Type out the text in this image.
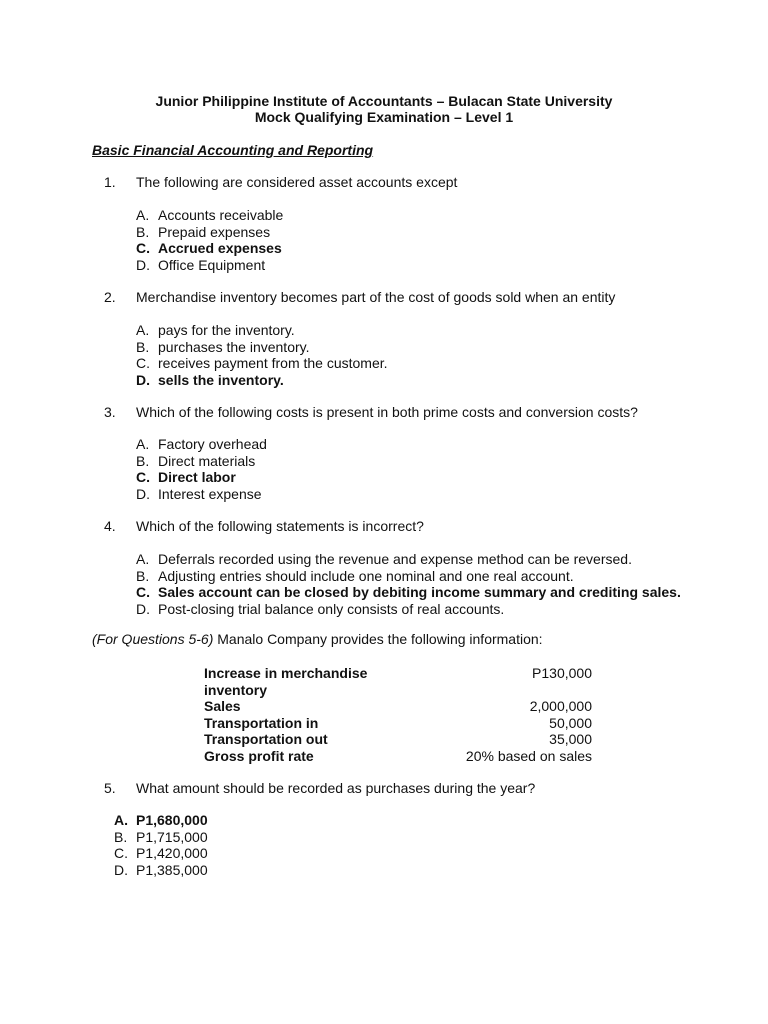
Junior Philippine Institute of Accountants – Bulacan State University
Mock Qualifying Examination – Level 1
Basic Financial Accounting and Reporting
1. The following are considered asset accounts except
A. Accounts receivable
B. Prepaid expenses
C. Accrued expenses
D. Office Equipment
2. Merchandise inventory becomes part of the cost of goods sold when an entity
A. pays for the inventory.
B. purchases the inventory.
C. receives payment from the customer.
D. sells the inventory.
3. Which of the following costs is present in both prime costs and conversion costs?
A. Factory overhead
B. Direct materials
C. Direct labor
D. Interest expense
4. Which of the following statements is incorrect?
A. Deferrals recorded using the revenue and expense method can be reversed.
B. Adjusting entries should include one nominal and one real account.
C. Sales account can be closed by debiting income summary and crediting sales.
D. Post-closing trial balance only consists of real accounts.
(For Questions 5-6) Manalo Company provides the following information:
Increase in merchandise inventory	P130,000
Sales	2,000,000
Transportation in	50,000
Transportation out	35,000
Gross profit rate	20% based on sales
5. What amount should be recorded as purchases during the year?
A. P1,680,000
B. P1,715,000
C. P1,420,000
D. P1,385,000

• YOUR TASK: Can you repeat every record above exactly, apart from the pictures?

• REPLY:
Type out the text in this image.
Junior Philippine Institute of Accountants – Bulacan State University
Mock Qualifying Examination – Level 1
Basic Financial Accounting and Reporting
1. The following are considered asset accounts except
A. Accounts receivable
B. Prepaid expenses
C. Accrued expenses
D. Office Equipment
2. Merchandise inventory becomes part of the cost of goods sold when an entity
A. pays for the inventory.
B. purchases the inventory.
C. receives payment from the customer.
D. sells the inventory.
3. Which of the following costs is present in both prime costs and conversion costs?
A. Factory overhead
B. Direct materials
C. Direct labor
D. Interest expense
4. Which of the following statements is incorrect?
A. Deferrals recorded using the revenue and expense method can be reversed.
B. Adjusting entries should include one nominal and one real account.
C. Sales account can be closed by debiting income summary and crediting sales.
D. Post-closing trial balance only consists of real accounts.
(For Questions 5-6) Manalo Company provides the following information:
Increase in merchandise inventory	P130,000
Sales	2,000,000
Transportation in	50,000
Transportation out	35,000
Gross profit rate	20% based on sales
5. What amount should be recorded as purchases during the year?
A. P1,680,000
B. P1,715,000
C. P1,420,000
D. P1,385,000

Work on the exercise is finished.